- _EXCERPT_:
• • •

It's been a long time since I've felt joy from my writing, since I've felt that sense of satisfaction I used to get from writing my thoughts down on a page. It's been over two years since I last remember staining paper with my story ideas. I've been thinking a lot about my writing, where I'm going with it, if I will ever write a book like I've always dreamed of, or whether I am a writer anymore or not.

Writers are suppose to write recklessly with fervor and urgency, like they must form words and sentences and paragraphs in order to simply breathe and survive. Whatever spark for writing I used to feel has dulled. I haven't had any bursts of inspiration to write. My mind is as blank as the pages in my journals.

I think I've finally come to the conclusion, though, that it isn't an issue of my not being a writer anymore. Just sitting at my laptop right now composing this insignificant little blog post is enough to nudge the storyteller living within me into action... I'm just a different sort of writer now than I once was.

I'm a cautious sort of writer now. I don't have a lot of time anymore to write for myself very often, so when I do, I pressure myself for it to be great, something that I will be proud of. But that rarely happens. I don't want to take any risks in my writing.

It's hard to get back into something when you're so out of practice. But I'm trying. Maybe I will write a book someday, or maybe not. Maybe I will write something else in a format that I haven't thought of yet. I'm trying to learn how I write now and how to utilize my writing the way it's meant to be shared.

Writing will always be something that is important to me. Whether I feel like a writer or not.

Book Review | The Night Circus

| goodreads |
I have never read a book more atmospheric than The Night Circus. I have never envisioned a world or characters as clearly as I did while reading this book. The way Erin Morgenstern expertly utilizes all of the senses in her writing is astonishing.

This book is deceptively labeled as a romance. When I first picked it up, I was expecting a magical, mystical romance novel. Honestly, I was uncertain whether I would really like it or not. I cannot emphasize how happy I am that did end up reading it, despite my skepticism. There is a romantic story arc woven into the plot, but it is much more minimal than I had expected initially going in.

This is a story that completely revolves around a circus. Le Cirque des Rêves is the heart and soul of this book, and it is what makes it such a special read. The author's writing is so descriptive and beautiful, and when I read it I get lost so easily within the world she has created.

I wish more than anything that the circus could be real, I want to explore the Ice Garden, the Cloud Maze, and the Labyrinth. I want to make a wish on the Wishing Tree, and, most importantly, I want to eat all of the delicious food.

• • •

- _DATA EXTRACT_:
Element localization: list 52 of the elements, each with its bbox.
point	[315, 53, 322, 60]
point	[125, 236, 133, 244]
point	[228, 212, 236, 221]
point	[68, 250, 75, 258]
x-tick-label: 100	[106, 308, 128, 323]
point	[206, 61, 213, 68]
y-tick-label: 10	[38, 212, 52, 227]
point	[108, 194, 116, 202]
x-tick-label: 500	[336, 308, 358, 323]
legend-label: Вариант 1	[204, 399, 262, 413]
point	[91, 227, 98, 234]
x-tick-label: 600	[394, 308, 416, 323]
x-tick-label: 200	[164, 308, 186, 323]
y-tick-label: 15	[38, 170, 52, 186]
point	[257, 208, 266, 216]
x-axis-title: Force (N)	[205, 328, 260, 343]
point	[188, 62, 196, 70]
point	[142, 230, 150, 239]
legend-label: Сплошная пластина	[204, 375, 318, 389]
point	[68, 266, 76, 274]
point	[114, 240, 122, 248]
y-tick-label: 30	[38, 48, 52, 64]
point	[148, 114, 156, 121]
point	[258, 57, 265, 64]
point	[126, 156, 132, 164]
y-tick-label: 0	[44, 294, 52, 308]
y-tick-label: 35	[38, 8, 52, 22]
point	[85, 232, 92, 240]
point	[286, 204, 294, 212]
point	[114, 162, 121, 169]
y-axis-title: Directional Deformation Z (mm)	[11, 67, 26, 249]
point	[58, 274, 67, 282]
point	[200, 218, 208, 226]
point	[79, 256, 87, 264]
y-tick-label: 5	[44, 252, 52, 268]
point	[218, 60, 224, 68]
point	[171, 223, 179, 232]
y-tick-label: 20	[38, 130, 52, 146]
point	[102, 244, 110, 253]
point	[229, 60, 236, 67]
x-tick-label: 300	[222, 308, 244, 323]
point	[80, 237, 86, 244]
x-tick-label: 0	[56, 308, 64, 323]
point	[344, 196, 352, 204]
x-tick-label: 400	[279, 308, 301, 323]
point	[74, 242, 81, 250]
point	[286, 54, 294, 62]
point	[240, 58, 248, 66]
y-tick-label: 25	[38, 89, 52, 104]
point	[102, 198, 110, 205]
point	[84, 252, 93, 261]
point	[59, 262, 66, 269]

• • •

- _GIVEN EXERCISE_: Continue the blog excerpt on writing and The Night Circus, starting after its last sentence about the circus food.

- _EXERCISE ANSWER_:
The story surrounding the circus is also very intricate and detailed, jumping from different perspectives from different characters, and going back and forth in time until everything comes together beautifully at the end. The writing and plot can feel somewhat slow at times, but I hardly noticed since I was so enthralled.

I also fell completely in love with all of the characters. They were all very well balanced throughout the whole novel. There didn't seem to be any secondary characters as they were all vital to the circus. Isobel, Poppet and Widget, Chandresh, and Marco intrigued me the most. Celia, however, was the most difficult for me to like, even though she is technically the main character. I think this is because she keeps her feelings and emotions hidden away most of the time, making it harder for the reader to really get to know her. But it's part of her personality and who she is, so it was easy to get over, and I did eventually learn to like her.

Ever since I've finished this book, it has haunted me. Every time I think about it, I get this aching desire to read it again and again. The writing alone makes it worth the read, but it also has so many important and thought provoking themes such as sacrifice, love, wisdom, knowledge, and dedication, making it so much more than a simple romance or fantasy novel.

The Night Circus is most definitely a forever favorite for me, and I feel like I can never do it justice.
“You may tell a tale that takes up residence in someone's soul, becomes their blood and self and purpose. That tale will move them and drive them and who knows what they might do because of it, because of your words. That is your role, your gift.” 
― Erin Morgenstern, The Night Circus

écouter | a playlist in French

J'aime écouter le musique français. Quelquefois je ne comprend pas les chansons, mais ils sont belles. Musique est la langue parlé de tout le monde.

translation// 
I love to listen to French music. I don't understand the songs sometimes, but they are beautiful. Music is a language spoken by everyone.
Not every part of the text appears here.